Exercise description
Gather all lines from the material that contain the word "acção".

Exercise materials
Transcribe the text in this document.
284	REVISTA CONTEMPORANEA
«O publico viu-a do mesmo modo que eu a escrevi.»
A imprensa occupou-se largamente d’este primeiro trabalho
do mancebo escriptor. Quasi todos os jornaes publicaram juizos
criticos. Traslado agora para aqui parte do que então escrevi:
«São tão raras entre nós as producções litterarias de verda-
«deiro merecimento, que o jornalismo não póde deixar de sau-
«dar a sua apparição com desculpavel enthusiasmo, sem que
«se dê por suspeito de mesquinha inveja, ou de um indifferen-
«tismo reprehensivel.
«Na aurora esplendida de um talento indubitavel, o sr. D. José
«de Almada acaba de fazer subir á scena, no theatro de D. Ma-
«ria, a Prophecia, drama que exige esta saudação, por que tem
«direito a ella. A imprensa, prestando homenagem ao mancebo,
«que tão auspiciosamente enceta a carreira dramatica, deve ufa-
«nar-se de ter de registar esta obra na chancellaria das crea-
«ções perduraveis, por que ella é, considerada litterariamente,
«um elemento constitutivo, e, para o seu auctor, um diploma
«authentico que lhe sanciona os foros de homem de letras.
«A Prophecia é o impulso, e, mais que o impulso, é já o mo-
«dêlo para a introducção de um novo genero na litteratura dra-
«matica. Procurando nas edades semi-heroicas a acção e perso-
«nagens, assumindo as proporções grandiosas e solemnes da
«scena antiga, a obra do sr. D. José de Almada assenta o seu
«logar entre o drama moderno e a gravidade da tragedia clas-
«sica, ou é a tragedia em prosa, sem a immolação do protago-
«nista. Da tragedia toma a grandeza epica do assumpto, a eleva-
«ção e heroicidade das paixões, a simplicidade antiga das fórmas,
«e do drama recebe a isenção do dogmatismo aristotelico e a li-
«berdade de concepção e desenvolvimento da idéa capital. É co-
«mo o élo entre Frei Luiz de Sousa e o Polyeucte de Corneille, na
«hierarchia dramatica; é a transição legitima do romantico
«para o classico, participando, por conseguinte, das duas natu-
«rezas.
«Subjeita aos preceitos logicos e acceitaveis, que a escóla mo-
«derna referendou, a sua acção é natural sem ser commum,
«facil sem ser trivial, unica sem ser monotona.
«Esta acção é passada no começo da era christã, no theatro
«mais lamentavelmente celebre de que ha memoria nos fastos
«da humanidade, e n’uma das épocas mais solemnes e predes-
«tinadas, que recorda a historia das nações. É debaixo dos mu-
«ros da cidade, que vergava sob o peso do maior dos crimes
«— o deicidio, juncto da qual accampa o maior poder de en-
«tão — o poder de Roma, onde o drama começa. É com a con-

Task answer
«matica. Procurando nas edades semi-heroicas a acção e perso-
«derna referendou, a sua acção é natural sem ser commum,
«Esta acção é passada no começo da era christã, no theatro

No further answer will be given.